:: Written task ::
Find each line containing the string "icon". Copy it.
──────── Data listing
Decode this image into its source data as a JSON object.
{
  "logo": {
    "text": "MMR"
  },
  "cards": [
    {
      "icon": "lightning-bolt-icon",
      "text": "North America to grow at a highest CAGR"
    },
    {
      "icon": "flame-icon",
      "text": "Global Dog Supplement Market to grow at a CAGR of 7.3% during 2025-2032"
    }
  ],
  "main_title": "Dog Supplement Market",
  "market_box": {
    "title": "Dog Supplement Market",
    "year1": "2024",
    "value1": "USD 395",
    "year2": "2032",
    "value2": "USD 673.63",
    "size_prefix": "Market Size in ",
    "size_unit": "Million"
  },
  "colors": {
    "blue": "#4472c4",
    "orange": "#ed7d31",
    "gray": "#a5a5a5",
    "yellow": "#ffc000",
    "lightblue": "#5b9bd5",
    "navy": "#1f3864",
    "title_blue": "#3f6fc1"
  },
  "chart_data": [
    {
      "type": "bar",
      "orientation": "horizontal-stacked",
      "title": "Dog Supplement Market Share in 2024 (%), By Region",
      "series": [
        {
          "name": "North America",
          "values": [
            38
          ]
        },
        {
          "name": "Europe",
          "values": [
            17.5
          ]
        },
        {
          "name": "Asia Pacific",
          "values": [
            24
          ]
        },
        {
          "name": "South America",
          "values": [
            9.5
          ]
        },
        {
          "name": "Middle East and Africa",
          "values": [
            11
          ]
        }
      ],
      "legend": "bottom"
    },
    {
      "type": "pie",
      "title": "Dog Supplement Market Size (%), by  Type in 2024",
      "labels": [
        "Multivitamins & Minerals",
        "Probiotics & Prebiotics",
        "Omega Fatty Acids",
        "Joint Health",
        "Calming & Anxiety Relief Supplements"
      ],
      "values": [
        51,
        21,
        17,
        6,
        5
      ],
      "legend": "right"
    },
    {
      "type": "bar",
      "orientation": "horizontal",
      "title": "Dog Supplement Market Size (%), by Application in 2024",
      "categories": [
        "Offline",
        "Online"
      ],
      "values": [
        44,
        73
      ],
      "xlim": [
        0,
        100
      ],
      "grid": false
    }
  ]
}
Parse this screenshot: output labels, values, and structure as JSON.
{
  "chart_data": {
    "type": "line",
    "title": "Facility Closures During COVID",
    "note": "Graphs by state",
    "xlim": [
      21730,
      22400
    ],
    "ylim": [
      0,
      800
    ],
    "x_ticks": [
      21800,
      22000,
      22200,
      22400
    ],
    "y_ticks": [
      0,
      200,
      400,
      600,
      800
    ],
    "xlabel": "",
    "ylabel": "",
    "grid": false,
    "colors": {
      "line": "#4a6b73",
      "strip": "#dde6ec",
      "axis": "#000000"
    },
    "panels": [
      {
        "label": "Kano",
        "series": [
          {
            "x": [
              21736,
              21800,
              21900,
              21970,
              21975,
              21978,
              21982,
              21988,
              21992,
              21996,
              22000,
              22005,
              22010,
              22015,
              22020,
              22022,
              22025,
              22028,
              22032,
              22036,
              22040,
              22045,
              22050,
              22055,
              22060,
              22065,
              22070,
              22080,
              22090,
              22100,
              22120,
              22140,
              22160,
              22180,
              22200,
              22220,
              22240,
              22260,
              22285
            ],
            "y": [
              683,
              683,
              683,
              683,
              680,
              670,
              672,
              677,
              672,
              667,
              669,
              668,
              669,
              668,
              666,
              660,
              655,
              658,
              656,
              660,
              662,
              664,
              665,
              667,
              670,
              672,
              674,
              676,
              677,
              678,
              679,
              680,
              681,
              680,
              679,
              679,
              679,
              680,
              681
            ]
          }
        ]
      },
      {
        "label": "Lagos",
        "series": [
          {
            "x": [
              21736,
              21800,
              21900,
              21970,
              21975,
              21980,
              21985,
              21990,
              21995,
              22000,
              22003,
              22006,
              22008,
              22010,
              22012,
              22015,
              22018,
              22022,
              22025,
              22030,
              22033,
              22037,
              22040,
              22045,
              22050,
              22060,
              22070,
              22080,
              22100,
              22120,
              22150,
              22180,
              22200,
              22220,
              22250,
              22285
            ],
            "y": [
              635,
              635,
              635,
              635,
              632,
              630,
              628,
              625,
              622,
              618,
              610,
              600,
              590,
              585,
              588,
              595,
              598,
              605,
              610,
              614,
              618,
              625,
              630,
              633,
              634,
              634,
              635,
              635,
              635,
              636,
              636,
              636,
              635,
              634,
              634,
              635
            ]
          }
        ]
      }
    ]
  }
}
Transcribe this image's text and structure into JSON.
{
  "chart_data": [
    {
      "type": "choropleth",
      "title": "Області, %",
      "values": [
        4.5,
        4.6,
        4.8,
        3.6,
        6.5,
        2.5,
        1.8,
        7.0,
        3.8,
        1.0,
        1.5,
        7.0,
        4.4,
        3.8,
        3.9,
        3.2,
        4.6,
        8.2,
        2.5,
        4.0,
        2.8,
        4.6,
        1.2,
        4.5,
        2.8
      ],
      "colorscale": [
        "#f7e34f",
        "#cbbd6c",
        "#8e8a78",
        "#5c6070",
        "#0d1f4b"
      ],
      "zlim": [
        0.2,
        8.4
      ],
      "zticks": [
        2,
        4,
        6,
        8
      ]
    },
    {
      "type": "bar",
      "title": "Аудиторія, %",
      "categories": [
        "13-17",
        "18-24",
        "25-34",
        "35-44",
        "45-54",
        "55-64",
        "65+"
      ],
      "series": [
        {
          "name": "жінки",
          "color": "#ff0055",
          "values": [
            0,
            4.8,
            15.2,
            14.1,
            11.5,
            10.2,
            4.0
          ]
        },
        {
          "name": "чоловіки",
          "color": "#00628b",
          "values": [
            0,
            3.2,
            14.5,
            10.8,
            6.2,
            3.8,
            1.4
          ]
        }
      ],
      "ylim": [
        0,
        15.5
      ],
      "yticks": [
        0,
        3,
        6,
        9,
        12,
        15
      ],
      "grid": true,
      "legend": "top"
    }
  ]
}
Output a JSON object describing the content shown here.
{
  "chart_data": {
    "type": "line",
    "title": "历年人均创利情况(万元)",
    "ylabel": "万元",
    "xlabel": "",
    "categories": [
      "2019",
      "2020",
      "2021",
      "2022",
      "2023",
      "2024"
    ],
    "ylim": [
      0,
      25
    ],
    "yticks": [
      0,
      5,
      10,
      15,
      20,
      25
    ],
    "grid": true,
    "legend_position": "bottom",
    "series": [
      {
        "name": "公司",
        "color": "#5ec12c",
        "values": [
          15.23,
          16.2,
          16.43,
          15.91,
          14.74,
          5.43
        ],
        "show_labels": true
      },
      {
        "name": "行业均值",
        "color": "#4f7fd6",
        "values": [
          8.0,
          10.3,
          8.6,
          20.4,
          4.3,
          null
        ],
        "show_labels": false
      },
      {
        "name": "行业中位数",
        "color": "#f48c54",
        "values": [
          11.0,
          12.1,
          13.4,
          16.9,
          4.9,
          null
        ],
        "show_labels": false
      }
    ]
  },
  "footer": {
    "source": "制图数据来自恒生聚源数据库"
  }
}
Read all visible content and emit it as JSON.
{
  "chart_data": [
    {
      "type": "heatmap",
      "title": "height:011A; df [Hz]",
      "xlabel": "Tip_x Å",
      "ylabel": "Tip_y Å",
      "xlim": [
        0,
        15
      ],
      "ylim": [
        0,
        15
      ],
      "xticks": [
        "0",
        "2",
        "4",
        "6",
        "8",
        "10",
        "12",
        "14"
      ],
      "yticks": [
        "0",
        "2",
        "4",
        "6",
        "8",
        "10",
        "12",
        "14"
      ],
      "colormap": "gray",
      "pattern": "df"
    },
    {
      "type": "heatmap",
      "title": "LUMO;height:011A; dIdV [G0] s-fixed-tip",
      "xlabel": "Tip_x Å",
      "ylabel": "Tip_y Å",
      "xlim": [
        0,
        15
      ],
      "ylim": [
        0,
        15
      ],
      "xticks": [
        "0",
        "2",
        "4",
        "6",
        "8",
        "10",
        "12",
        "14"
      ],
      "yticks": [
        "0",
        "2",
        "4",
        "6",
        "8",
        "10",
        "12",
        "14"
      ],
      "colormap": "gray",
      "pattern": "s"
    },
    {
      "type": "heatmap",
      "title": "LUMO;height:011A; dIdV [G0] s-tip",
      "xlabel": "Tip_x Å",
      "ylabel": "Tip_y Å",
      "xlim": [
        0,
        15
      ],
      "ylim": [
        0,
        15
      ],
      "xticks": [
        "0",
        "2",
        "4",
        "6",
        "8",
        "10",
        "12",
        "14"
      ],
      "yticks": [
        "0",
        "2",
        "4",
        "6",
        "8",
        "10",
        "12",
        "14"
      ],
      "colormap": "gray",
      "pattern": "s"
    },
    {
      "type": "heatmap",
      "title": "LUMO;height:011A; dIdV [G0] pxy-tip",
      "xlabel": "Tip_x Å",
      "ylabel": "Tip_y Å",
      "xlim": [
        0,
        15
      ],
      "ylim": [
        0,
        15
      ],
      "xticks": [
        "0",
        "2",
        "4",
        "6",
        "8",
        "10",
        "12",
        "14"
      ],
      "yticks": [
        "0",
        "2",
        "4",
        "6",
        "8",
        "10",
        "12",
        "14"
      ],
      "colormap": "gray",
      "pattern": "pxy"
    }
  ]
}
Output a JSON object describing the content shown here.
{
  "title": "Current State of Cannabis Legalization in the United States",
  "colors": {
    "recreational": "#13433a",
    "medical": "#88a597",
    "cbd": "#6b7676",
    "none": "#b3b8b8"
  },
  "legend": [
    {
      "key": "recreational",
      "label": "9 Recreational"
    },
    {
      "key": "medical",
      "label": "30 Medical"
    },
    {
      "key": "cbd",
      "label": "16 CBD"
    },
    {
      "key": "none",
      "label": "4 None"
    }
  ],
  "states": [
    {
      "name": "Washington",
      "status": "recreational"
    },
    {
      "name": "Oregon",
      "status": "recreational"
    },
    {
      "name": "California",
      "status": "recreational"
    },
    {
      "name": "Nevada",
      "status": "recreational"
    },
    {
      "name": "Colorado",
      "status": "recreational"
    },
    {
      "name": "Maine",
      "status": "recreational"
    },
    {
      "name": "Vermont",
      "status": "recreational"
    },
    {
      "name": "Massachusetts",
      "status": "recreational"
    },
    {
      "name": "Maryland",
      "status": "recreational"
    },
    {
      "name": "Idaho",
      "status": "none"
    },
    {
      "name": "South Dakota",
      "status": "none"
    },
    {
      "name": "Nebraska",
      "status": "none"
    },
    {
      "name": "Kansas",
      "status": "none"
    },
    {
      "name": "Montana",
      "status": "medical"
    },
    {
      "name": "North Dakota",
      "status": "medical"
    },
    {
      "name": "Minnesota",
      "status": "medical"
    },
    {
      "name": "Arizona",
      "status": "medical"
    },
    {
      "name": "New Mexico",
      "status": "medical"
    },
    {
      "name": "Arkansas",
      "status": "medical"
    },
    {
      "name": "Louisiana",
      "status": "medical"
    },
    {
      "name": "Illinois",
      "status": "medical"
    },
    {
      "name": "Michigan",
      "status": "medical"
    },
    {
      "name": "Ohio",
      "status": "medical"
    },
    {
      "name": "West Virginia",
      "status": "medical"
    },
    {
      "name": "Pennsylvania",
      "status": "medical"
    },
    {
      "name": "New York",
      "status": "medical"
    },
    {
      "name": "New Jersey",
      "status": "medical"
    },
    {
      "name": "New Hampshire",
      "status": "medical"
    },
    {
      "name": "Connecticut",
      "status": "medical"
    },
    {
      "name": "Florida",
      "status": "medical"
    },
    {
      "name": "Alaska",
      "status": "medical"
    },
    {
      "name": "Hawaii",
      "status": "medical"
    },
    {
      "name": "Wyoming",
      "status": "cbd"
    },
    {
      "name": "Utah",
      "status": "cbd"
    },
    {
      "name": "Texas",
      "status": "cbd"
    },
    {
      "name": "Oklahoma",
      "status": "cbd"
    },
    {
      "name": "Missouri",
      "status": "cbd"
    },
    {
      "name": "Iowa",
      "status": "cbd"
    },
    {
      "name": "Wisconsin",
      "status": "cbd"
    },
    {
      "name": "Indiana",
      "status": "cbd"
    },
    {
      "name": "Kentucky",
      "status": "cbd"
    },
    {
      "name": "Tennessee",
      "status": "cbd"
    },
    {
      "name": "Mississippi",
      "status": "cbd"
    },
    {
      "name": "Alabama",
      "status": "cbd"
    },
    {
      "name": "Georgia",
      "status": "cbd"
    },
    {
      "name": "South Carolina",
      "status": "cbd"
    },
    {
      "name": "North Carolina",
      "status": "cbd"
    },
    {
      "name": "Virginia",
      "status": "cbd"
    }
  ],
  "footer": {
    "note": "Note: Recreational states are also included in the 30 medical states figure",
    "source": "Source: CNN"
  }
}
────────────────
:: The result ::
      "icon": "lightning-bolt-icon",
      "icon": "flame-icon",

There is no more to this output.